* [EXERCISE PROMPT]: An exact copy of every record is needed.

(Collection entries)
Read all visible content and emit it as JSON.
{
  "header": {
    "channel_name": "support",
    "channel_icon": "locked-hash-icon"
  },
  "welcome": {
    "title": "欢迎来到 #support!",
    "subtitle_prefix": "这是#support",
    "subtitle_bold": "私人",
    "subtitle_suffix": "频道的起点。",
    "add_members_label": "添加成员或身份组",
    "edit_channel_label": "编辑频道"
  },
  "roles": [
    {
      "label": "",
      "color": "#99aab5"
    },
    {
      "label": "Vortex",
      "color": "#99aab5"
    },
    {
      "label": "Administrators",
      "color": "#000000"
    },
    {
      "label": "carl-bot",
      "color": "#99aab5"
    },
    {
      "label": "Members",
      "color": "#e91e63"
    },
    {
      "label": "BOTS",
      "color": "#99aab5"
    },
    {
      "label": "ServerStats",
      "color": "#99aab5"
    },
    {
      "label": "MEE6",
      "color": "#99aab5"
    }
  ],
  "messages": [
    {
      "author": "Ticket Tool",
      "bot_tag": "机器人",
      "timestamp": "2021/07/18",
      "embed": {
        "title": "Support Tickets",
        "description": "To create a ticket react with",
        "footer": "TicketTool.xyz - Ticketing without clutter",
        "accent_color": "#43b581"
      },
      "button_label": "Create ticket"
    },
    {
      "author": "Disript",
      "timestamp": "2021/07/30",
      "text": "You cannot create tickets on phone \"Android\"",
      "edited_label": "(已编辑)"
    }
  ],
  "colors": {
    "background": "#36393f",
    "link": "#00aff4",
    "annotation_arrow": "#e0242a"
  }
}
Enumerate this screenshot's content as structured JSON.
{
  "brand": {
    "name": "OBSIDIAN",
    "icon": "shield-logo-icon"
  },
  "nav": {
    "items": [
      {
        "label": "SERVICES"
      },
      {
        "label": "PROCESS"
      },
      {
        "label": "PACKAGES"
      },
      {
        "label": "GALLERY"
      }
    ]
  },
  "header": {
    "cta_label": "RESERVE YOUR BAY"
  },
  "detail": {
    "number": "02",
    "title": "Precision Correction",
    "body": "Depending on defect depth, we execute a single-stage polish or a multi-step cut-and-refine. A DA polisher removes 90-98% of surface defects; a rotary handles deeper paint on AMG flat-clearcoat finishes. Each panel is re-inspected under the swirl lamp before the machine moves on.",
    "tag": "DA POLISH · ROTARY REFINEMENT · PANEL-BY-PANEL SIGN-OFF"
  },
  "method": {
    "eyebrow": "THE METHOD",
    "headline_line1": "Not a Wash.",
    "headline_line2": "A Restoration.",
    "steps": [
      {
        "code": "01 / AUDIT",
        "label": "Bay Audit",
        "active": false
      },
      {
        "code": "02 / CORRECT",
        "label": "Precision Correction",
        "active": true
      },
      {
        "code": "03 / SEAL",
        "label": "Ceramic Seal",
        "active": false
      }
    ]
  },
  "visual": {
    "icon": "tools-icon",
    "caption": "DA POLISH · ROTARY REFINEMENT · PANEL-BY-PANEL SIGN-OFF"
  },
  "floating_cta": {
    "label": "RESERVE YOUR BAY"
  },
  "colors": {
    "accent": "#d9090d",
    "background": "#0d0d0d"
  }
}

* [FULL ANSWER]:
Read all visible content and emit it as JSON.
{
  "header": {
    "channel_name": "support",
    "channel_icon": "locked-hash-icon"
  },
  "welcome": {
    "title": "欢迎来到 #support!",
    "subtitle_prefix": "这是#support",
    "subtitle_bold": "私人",
    "subtitle_suffix": "频道的起点。",
    "add_members_label": "添加成员或身份组",
    "edit_channel_label": "编辑频道"
  },
  "roles": [
    {
      "label": "",
      "color": "#99aab5"
    },
    {
      "label": "Vortex",
      "color": "#99aab5"
    },
    {
      "label": "Administrators",
      "color": "#000000"
    },
    {
      "label": "carl-bot",
      "color": "#99aab5"
    },
    {
      "label": "Members",
      "color": "#e91e63"
    },
    {
      "label": "BOTS",
      "color": "#99aab5"
    },
    {
      "label": "ServerStats",
      "color": "#99aab5"
    },
    {
      "label": "MEE6",
      "color": "#99aab5"
    }
  ],
  "messages": [
    {
      "author": "Ticket Tool",
      "bot_tag": "机器人",
      "timestamp": "2021/07/18",
      "embed": {
        "title": "Support Tickets",
        "description": "To create a ticket react with",
        "footer": "TicketTool.xyz - Ticketing without clutter",
        "accent_color": "#43b581"
      },
      "button_label": "Create ticket"
    },
    {
      "author": "Disript",
      "timestamp": "2021/07/30",
      "text": "You cannot create tickets on phone \"Android\"",
      "edited_label": "(已编辑)"
    }
  ],
  "colors": {
    "background": "#36393f",
    "link": "#00aff4",
    "annotation_arrow": "#e0242a"
  }
}
Enumerate this screenshot's content as structured JSON.
{
  "brand": {
    "name": "OBSIDIAN",
    "icon": "shield-logo-icon"
  },
  "nav": {
    "items": [
      {
        "label": "SERVICES"
      },
      {
        "label": "PROCESS"
      },
      {
        "label": "PACKAGES"
      },
      {
        "label": "GALLERY"
      }
    ]
  },
  "header": {
    "cta_label": "RESERVE YOUR BAY"
  },
  "detail": {
    "number": "02",
    "title": "Precision Correction",
    "body": "Depending on defect depth, we execute a single-stage polish or a multi-step cut-and-refine. A DA polisher removes 90-98% of surface defects; a rotary handles deeper paint on AMG flat-clearcoat finishes. Each panel is re-inspected under the swirl lamp before the machine moves on.",
    "tag": "DA POLISH · ROTARY REFINEMENT · PANEL-BY-PANEL SIGN-OFF"
  },
  "method": {
    "eyebrow": "THE METHOD",
    "headline_line1": "Not a Wash.",
    "headline_line2": "A Restoration.",
    "steps": [
      {
        "code": "01 / AUDIT",
        "label": "Bay Audit",
        "active": false
      },
      {
        "code": "02 / CORRECT",
        "label": "Precision Correction",
        "active": true
      },
      {
        "code": "03 / SEAL",
        "label": "Ceramic Seal",
        "active": false
      }
    ]
  },
  "visual": {
    "icon": "tools-icon",
    "caption": "DA POLISH · ROTARY REFINEMENT · PANEL-BY-PANEL SIGN-OFF"
  },
  "floating_cta": {
    "label": "RESERVE YOUR BAY"
  },
  "colors": {
    "accent": "#d9090d",
    "background": "#0d0d0d"
  }
}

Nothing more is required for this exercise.